Exercise set
1/ Reproduce verbatim the passage of the text on company distributions from "272.—(1) A public company" to "than that aggregate.".
2/ List each means of distributing a company's assets that the text on company distributions excludes from the meaning of "distribution."
3/ According to the text on company distributions, what two things may a company not pay up with an unrealised profit?

F13Order repealed (prosp.) by Companies Act 2006 (c. 46), ss. 1284(2), 1295, 1300(2), Sch. 16 and the repeal being partly in force, as to which see individual Articles (with savings (with adaptations) by Companies Act 2006 (Commencement No. 6, Saving and Commencement Nos. 3 and 5 (Amendment)) Order 2008 (S.I. 2008/674), arts. 2(3), {4}, Sch. 2) and subject to amendments (6.4.2008) by Companies Act 2006 (Consequential Amendments etc) Order 2008 (S.I. 2008/948), arts. 2(2), 3(1)(b)(2), Sch. 1 paras. 135, 147, 148 {Sch. 2 Note 1} (with arts. 6, 11, 12) and subject to amendments (6.4.2008) by S.R. 2008/133, {regs. 2, 3}

Certain distributions prohibitedN.I.

271.—(1) A company shall not make a distribution except out of profits available for the purpose.

(2) In this Part, “distribution” means every description of a company's assets to its members, whether in cash or otherwise, except distribution by way of—

(a)an issue of shares as fully or partly paid bonus shares,

(b)the redemption or purchase of any of the company's own shares out of capital (including the proceeds of any fresh issue of shares) or out of unrealised profits in accordance with Chapter VII of Part VI,

(c)the reduction of share capital by extinguishing or reducing the liability of any of the members on any of the company's shares in respect of share capital not paid up, or by paying off paid-up share capital, and

(d)a distribution of assets to members of the company on its winding up.

(3) For the purposes of this Part, a company's profits available for distribution are its accumulated, realised profits, so far as not previously utilised by distribution or capitalisation, less its accumulated, realised losses, so far as not previously written off in a reduction or reorganisation of capital duly made.

This is subject to the provision made by Articles 273 and 274 for investment and other companies.

(4) A company shall not apply an unrealised profit in paying up debentures, or any amounts unpaid on its issued shares.

(5) Where the directors of a company are, after making all reasonable enquiries, unable to determine whether a particular profit made before 1st July 1983 is realised or unrealised, they may treat the profit as realised; and where after making such enquiries they are unable to determine whether a particular loss so made is realised or unrealised, they may treat the loss as unrealised.

Restriction on distribution of assetsN.I.

272.—(1) A public company may only make a distribution at any time—

(a)if at that time the amount of its net assets is not less than the aggregate of its called-up share capital and undistributable reserves, and

(b)if, and to the extent that, the distribution does not reduce the amount of those assets to less than that aggregate.

This is subject to the provision made by Articles 273 and 274 for investment and other companies.

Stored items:
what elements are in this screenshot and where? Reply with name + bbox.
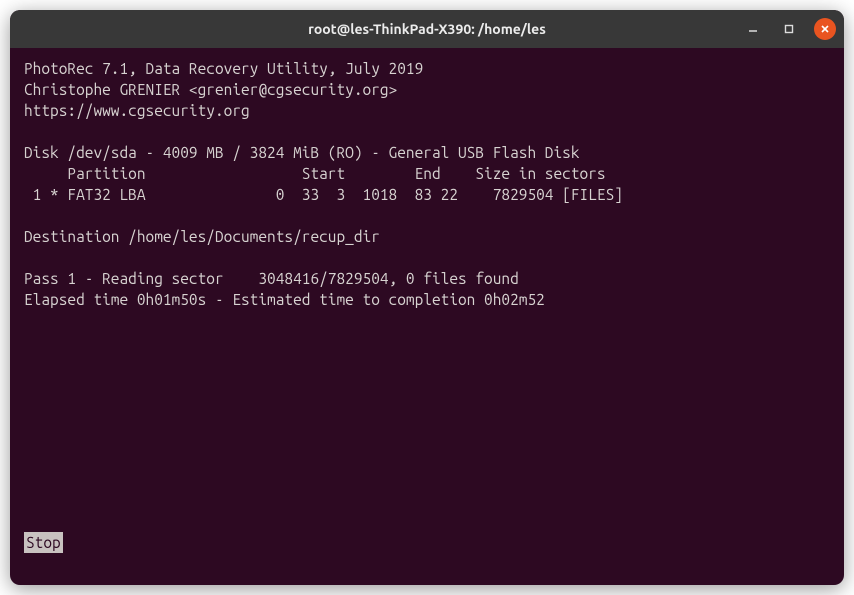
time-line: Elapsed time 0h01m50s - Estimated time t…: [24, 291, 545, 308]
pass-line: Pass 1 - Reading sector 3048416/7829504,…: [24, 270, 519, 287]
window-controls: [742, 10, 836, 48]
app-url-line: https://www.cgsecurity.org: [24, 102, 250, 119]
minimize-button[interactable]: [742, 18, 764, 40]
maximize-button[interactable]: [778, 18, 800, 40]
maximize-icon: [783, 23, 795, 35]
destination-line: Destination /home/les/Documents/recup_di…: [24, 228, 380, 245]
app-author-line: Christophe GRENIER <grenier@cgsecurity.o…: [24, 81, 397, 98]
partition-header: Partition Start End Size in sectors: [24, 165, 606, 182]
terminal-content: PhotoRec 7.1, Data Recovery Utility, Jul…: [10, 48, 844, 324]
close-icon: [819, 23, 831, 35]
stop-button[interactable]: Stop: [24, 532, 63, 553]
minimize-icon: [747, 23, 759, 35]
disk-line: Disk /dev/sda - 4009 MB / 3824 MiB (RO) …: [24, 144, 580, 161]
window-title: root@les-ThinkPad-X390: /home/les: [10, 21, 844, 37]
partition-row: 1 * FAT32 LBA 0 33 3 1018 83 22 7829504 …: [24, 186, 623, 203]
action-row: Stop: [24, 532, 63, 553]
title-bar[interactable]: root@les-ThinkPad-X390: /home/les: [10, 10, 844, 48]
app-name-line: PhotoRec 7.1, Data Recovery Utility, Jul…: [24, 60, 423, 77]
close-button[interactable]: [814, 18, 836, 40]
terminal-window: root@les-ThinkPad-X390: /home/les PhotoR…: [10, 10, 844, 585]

---

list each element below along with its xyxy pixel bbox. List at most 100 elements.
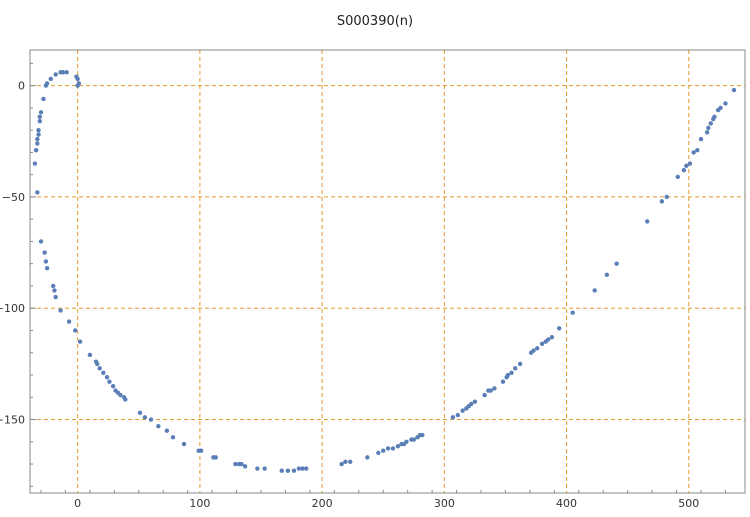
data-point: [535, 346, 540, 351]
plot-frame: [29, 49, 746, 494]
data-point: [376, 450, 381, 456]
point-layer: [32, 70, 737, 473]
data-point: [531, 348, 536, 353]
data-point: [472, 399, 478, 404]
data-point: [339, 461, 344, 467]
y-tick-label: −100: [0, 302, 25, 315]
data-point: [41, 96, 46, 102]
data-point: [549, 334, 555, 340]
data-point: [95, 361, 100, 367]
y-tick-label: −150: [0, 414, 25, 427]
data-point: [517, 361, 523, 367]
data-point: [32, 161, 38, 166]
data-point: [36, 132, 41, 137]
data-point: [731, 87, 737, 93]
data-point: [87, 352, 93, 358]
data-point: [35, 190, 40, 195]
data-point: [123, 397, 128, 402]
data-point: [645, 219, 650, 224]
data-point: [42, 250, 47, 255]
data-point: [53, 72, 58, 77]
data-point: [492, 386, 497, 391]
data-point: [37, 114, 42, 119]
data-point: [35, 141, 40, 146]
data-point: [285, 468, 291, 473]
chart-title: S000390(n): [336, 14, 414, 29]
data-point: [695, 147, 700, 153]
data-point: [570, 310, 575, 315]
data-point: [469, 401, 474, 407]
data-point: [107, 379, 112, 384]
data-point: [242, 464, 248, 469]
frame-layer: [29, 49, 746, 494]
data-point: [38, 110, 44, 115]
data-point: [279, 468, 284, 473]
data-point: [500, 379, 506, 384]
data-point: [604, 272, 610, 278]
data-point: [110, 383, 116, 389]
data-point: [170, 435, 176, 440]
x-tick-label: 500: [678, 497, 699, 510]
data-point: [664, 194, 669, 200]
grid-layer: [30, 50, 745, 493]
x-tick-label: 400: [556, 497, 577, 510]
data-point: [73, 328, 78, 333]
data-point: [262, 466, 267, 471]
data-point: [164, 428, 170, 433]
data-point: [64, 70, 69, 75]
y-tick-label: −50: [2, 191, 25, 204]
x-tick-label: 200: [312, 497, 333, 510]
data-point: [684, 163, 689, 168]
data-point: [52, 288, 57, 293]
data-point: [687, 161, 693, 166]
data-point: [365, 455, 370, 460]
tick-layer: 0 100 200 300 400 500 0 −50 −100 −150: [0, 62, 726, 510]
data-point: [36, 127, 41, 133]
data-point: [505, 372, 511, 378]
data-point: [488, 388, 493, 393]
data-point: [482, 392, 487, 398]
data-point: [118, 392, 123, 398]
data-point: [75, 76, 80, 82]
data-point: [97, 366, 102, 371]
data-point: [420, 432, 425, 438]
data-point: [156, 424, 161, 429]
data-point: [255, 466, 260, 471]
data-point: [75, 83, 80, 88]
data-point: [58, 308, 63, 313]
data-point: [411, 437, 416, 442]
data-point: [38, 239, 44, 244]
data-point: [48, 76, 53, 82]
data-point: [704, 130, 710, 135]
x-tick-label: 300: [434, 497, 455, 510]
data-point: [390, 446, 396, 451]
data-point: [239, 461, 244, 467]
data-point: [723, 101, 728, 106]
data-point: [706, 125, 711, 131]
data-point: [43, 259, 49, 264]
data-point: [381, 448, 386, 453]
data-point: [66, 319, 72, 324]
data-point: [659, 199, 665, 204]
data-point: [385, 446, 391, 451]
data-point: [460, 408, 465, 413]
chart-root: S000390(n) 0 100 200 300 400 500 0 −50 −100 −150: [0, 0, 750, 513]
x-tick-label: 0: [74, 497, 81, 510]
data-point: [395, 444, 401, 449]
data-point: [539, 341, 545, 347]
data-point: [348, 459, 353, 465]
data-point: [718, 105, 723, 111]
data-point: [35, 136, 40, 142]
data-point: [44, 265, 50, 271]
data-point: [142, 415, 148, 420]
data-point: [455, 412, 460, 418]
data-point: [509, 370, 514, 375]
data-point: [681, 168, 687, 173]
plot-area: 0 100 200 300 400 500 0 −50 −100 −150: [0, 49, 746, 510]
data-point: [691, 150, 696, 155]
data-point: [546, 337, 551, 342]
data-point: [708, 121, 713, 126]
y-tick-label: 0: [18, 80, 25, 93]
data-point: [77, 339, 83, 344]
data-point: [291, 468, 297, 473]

Responses to the exercise
1/
272.—(1) A public company may only make a distribution at any time—

(a)if at that time the amount of its net assets is not less than the aggregate of its called-up share capital and undistributable reserves, and

(b)if, and to the extent that, the distribution does not reduce the amount of those assets to less than that aggregate.

2/
- An issue of shares as fully or partly paid bonus shares
- The redemption or purchase of any of the company's own shares out of capital (including the proceeds of any fresh issue of shares) or out of unrealised profits in accordance with Chapter VII of Part VI
- The reduction of share capital by extinguishing or reducing the liability of any of the members on any of the company's shares in respect of share capital not paid up, or by paying off paid-up share capital
- A distribution of assets to members of the company on its winding up

3/ Debentures, or any amounts unpaid on its issued shares.